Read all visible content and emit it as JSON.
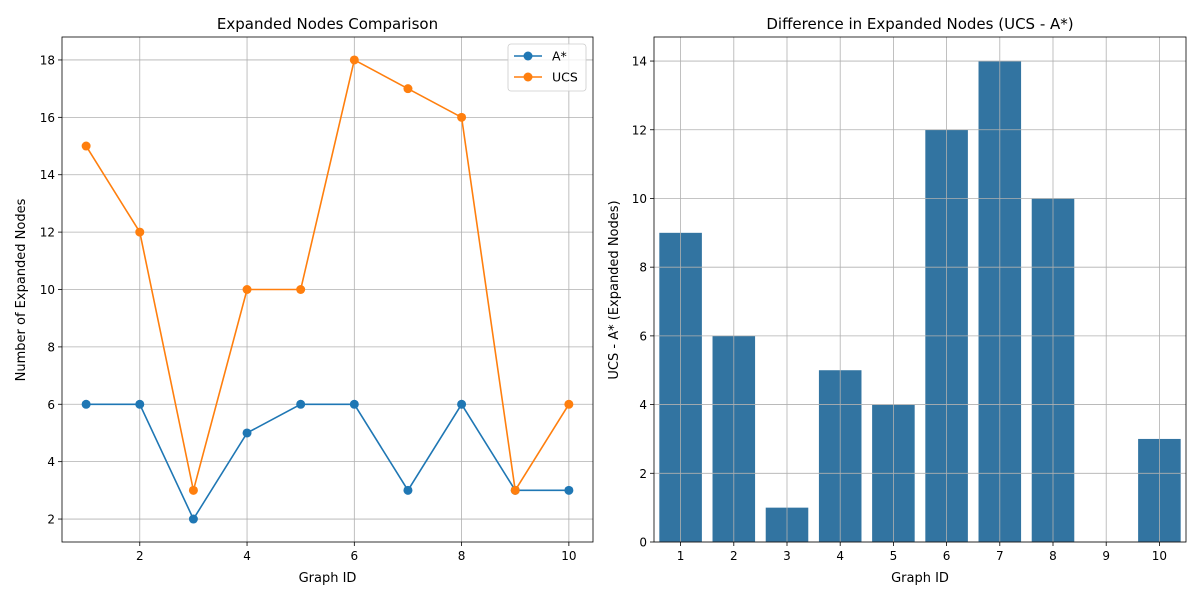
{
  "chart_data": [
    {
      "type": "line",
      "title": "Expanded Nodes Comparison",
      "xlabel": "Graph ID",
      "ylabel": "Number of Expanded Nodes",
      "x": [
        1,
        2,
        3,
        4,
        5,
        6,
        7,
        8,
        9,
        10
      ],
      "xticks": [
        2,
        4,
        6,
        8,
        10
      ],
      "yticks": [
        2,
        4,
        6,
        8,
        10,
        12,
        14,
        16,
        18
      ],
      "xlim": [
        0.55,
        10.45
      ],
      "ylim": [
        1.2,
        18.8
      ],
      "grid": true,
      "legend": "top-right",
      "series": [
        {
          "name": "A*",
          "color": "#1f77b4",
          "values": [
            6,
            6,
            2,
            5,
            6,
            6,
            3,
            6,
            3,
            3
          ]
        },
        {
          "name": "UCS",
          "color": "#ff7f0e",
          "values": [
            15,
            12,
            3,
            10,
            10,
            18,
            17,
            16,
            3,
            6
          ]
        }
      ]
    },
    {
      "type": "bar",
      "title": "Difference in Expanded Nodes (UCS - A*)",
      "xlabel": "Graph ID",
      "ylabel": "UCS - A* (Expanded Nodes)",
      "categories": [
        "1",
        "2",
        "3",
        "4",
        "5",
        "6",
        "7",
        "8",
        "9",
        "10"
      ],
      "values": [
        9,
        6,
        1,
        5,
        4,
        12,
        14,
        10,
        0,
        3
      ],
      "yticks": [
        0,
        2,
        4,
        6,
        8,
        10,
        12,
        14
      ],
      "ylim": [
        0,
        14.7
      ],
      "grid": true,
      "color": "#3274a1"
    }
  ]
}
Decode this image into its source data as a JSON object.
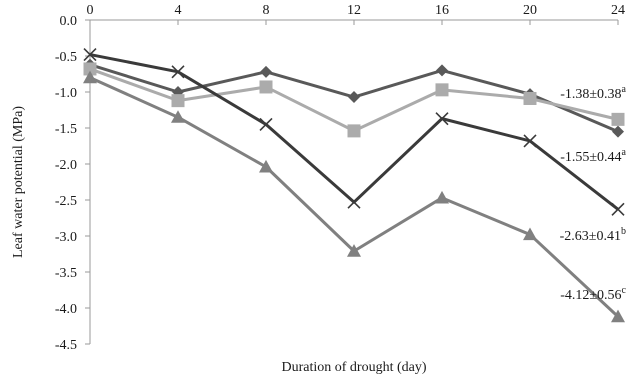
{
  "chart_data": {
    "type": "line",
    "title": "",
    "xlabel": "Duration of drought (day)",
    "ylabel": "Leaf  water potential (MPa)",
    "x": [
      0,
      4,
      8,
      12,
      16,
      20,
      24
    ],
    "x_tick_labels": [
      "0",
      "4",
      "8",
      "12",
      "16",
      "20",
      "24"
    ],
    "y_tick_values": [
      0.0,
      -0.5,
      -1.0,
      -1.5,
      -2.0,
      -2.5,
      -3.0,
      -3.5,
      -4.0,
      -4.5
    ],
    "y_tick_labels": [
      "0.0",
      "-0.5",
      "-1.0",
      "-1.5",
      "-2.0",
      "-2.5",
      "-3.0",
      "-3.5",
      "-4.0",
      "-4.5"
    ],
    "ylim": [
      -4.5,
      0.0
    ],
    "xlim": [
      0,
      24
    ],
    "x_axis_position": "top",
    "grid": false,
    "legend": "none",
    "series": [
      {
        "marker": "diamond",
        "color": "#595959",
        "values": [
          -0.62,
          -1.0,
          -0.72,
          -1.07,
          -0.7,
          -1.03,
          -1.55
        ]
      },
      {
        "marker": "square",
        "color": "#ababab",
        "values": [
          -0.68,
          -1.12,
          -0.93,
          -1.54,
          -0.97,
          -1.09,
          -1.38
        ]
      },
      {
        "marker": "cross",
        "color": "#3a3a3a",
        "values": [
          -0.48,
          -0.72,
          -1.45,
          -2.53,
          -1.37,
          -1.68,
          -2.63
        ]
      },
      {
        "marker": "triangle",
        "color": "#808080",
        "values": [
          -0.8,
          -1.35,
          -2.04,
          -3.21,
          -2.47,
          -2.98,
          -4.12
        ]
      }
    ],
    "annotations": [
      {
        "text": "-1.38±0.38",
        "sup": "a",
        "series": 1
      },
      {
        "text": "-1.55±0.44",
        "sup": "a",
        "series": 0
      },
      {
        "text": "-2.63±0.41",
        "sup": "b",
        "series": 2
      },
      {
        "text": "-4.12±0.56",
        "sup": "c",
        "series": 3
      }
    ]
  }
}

━━━

SET PROBLEM: Determine the number of lines in the listing that hold the word "ylabel", and supply that number and nothing further.

RESPONSE: 3